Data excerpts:
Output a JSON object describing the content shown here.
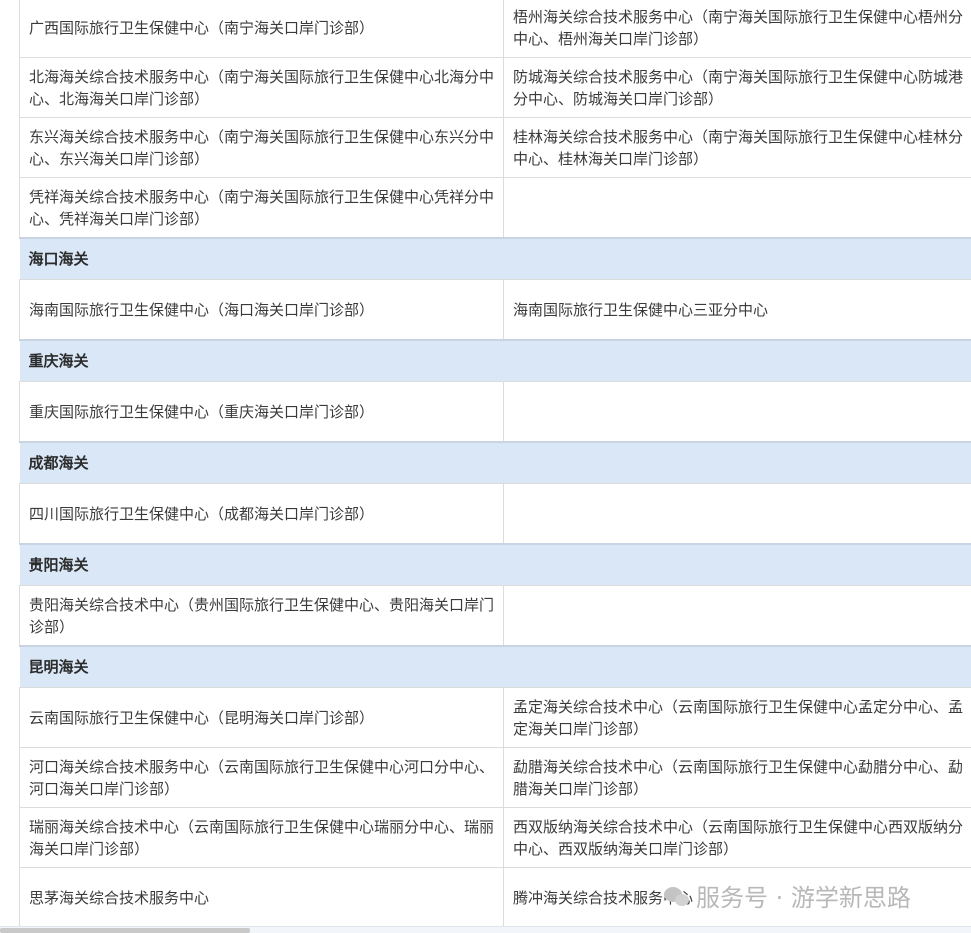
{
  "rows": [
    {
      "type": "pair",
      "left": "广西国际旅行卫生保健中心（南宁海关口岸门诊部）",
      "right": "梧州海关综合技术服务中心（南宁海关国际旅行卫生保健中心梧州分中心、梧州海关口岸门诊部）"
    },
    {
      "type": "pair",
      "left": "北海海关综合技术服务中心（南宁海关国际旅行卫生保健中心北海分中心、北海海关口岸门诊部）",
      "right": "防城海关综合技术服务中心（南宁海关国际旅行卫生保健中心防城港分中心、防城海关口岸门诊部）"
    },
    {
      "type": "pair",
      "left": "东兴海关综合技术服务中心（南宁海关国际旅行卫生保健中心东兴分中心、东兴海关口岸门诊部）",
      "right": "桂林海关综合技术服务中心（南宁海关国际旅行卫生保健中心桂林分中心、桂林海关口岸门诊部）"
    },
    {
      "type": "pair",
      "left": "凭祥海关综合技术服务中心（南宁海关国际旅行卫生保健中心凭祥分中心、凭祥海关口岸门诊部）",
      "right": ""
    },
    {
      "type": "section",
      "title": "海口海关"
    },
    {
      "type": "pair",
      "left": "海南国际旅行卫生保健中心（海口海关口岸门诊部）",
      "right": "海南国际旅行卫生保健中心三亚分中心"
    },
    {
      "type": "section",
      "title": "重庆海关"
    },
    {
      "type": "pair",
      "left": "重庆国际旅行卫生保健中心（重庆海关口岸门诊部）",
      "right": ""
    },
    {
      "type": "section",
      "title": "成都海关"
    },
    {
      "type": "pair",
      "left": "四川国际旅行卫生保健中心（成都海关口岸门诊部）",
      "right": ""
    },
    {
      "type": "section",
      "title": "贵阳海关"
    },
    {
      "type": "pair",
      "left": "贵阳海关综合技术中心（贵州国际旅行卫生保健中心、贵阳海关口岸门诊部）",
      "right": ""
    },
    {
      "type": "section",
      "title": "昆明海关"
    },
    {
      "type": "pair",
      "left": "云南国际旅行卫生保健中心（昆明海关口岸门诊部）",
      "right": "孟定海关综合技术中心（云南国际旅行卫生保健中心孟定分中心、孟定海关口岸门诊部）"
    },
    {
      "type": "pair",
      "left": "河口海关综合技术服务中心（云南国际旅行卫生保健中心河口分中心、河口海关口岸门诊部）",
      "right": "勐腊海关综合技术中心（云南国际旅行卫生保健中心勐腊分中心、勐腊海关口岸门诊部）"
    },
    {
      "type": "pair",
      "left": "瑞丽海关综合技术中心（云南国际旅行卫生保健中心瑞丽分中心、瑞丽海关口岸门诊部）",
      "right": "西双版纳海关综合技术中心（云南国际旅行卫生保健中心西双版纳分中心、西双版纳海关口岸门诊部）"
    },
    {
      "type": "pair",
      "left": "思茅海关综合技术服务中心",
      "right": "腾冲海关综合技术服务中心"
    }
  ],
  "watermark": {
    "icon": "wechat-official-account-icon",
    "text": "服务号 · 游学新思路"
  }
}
==
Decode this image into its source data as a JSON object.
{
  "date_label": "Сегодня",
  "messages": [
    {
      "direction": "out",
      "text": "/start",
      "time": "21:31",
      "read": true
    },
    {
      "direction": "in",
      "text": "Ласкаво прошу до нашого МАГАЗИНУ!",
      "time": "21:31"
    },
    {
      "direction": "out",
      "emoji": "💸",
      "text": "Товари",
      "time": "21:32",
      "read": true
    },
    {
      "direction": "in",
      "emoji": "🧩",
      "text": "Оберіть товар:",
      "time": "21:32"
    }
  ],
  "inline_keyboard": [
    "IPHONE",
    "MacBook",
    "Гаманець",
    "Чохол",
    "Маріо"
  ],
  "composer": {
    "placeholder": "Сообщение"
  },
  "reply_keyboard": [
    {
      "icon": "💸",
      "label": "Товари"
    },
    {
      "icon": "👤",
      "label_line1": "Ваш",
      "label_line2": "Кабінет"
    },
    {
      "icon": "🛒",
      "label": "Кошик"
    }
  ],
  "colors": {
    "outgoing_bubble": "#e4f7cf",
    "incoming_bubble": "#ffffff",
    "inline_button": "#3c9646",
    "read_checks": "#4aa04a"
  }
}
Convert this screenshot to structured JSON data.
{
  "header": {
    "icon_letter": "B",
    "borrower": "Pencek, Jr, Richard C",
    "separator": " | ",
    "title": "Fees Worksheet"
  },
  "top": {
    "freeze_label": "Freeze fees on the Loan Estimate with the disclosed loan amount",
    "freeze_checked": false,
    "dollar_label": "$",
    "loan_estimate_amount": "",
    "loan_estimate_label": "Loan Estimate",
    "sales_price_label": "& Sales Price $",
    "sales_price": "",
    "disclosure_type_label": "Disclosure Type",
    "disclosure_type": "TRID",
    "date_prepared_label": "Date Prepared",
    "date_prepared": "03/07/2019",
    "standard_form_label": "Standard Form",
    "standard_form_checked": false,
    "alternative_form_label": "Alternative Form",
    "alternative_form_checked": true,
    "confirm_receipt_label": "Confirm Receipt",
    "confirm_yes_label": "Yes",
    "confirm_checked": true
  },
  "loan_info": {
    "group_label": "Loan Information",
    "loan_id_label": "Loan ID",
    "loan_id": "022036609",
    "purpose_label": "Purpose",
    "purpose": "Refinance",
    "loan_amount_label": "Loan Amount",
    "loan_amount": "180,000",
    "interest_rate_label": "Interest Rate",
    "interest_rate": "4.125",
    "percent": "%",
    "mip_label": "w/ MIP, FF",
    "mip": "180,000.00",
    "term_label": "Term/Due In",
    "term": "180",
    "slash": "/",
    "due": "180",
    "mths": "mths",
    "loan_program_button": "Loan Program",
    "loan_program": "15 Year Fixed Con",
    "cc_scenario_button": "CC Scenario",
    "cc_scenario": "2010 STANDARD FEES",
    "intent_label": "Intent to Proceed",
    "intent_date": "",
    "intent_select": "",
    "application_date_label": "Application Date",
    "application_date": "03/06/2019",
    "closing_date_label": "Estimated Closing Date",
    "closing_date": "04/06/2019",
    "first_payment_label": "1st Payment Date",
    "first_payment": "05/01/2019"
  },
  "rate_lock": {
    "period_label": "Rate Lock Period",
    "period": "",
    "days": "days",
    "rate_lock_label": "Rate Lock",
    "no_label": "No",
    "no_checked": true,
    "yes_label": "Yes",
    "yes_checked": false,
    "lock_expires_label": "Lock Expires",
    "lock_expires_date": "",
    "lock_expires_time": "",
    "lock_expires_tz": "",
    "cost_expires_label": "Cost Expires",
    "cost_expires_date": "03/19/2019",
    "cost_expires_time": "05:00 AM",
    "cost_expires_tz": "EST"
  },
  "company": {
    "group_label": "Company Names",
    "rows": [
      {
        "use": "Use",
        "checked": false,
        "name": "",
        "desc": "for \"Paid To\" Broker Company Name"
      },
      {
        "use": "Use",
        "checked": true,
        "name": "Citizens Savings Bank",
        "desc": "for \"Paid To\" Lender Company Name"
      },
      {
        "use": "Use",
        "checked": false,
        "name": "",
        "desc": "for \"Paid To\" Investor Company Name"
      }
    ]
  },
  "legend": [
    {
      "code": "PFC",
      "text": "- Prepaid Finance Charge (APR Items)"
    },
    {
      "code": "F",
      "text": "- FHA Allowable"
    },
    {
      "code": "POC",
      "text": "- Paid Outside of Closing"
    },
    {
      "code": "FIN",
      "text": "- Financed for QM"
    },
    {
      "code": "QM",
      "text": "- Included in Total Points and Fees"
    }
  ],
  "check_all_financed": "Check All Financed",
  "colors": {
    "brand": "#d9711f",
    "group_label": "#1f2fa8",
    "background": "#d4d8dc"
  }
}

- Task goal
Going through the lines above one by one, tally those with the word "JSON" and give only the total.

- Result for this task
3